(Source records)

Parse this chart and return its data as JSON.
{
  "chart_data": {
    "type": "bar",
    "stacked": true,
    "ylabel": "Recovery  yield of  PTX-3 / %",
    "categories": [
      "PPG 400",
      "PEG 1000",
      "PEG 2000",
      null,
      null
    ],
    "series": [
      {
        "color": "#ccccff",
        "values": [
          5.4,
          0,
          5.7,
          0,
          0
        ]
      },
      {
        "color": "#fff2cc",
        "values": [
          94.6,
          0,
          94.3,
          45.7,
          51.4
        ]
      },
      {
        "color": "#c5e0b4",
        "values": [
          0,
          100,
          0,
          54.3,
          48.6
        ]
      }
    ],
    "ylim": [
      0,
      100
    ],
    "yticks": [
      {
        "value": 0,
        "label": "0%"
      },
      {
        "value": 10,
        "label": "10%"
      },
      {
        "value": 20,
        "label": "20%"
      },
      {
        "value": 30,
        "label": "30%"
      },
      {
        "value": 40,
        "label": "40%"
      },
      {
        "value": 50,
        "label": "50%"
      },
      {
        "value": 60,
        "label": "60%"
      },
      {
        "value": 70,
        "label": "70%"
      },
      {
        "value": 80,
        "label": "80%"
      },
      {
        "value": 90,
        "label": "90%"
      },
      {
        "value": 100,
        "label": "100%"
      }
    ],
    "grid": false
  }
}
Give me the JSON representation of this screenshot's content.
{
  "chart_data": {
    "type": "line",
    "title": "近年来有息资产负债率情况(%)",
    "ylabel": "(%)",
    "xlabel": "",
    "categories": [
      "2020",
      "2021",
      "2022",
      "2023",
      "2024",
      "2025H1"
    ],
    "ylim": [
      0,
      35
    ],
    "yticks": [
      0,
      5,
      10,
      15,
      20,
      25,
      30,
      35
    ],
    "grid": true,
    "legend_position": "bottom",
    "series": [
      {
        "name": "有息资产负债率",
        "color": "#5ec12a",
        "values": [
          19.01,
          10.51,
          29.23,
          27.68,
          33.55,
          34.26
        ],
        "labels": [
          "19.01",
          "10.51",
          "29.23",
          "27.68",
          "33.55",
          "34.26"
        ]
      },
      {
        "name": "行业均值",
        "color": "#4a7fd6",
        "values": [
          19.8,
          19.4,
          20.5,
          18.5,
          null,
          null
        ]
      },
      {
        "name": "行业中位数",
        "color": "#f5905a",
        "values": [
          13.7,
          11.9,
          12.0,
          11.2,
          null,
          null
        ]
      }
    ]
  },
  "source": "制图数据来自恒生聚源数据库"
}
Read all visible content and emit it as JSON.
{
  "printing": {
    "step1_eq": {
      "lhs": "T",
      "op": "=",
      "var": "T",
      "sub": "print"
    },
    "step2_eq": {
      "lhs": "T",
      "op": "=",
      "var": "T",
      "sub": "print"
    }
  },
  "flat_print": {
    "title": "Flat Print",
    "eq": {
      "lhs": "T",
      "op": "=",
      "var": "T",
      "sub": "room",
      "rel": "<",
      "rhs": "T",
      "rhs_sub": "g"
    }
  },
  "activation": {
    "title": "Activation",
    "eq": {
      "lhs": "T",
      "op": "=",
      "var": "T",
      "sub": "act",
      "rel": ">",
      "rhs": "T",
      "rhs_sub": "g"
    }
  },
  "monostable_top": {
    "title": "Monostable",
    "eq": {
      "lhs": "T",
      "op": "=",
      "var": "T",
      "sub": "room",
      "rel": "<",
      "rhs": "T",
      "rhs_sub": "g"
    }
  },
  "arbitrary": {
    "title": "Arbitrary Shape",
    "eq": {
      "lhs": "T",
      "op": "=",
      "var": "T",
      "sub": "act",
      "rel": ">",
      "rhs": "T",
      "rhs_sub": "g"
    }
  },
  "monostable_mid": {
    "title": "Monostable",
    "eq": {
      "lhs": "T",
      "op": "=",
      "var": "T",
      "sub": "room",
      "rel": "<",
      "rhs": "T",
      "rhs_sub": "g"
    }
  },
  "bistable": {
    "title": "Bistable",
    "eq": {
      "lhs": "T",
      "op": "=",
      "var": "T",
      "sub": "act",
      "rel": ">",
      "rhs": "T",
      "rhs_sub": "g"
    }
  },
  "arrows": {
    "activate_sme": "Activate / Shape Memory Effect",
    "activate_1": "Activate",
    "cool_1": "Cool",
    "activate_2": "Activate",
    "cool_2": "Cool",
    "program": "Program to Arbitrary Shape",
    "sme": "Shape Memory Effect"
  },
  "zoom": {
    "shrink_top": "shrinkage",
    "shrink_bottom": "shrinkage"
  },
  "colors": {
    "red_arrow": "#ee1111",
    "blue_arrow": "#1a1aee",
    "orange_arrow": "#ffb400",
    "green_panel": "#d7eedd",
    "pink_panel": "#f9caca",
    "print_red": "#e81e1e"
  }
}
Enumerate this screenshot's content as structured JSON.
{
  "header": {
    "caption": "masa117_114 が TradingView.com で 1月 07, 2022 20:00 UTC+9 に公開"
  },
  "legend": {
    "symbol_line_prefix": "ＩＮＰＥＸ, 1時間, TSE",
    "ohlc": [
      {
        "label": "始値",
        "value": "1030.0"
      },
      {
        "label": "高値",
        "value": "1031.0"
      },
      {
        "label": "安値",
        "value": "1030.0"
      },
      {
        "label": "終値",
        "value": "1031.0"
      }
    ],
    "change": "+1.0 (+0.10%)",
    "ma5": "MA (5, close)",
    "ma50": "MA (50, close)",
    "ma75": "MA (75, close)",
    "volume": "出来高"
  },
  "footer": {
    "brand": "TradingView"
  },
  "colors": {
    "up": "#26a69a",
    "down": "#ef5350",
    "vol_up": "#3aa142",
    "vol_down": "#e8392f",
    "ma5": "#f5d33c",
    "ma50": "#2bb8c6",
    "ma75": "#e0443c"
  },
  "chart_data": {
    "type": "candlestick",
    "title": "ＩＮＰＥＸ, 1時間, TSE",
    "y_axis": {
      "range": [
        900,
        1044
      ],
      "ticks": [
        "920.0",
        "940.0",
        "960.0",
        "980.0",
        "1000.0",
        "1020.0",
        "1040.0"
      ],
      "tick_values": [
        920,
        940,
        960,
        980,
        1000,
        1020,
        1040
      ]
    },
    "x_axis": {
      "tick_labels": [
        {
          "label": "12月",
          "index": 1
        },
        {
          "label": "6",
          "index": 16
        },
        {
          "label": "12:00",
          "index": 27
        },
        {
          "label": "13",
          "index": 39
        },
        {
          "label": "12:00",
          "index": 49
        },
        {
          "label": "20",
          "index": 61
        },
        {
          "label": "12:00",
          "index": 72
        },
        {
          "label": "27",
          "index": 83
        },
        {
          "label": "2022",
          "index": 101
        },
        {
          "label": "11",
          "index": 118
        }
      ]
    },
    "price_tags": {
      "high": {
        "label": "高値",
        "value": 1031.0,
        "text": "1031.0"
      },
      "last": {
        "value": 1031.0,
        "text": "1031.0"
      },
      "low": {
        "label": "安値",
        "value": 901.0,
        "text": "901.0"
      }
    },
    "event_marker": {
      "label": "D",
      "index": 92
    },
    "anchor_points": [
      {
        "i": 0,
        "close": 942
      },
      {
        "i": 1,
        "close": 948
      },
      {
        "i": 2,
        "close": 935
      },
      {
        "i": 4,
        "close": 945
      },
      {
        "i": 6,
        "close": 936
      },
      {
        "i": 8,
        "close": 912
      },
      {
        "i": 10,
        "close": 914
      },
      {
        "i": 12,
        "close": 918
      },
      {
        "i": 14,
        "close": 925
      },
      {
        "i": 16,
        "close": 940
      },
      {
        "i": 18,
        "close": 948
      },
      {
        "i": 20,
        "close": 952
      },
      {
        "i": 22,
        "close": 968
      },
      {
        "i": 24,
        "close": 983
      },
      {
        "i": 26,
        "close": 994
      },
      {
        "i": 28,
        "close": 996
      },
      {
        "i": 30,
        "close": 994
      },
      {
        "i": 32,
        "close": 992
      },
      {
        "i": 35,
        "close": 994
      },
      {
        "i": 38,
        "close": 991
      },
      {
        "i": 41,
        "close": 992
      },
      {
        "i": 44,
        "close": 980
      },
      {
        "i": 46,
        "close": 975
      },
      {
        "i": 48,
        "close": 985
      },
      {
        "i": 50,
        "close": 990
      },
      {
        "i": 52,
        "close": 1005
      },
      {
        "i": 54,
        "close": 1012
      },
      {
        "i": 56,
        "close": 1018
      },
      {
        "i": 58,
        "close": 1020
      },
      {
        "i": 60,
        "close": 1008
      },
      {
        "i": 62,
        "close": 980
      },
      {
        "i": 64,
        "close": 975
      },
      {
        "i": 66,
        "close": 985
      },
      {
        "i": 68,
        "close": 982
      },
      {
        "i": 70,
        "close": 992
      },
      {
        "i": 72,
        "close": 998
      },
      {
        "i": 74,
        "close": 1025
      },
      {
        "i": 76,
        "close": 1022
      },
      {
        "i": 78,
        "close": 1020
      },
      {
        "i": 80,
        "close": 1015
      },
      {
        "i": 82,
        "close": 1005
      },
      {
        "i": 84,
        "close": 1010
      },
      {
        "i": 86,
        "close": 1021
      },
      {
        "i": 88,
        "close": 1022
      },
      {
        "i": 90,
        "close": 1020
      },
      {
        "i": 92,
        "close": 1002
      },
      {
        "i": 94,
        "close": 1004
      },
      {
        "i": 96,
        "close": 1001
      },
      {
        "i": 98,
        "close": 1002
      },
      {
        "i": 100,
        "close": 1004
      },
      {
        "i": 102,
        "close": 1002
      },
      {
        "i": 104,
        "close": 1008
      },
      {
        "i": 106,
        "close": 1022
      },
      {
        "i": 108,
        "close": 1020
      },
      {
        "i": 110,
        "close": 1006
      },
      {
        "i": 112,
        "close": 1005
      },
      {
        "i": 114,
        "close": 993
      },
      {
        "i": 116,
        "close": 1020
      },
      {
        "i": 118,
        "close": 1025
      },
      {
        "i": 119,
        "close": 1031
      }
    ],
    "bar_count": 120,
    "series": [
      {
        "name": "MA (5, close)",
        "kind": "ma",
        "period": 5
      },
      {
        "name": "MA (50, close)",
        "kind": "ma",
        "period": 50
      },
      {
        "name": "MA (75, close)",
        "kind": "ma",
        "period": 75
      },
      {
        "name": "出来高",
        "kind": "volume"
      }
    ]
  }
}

◆ Directions for this task ◆
Scan the entries above. Copy each line that has the string "name".

◆ Written response ◆
        "name": "有息资产负债率",
        "name": "行业均值",
        "name": "行业中位数",
        "name": "MA (5, close)",
        "name": "MA (50, close)",
        "name": "MA (75, close)",
        "name": "出来高",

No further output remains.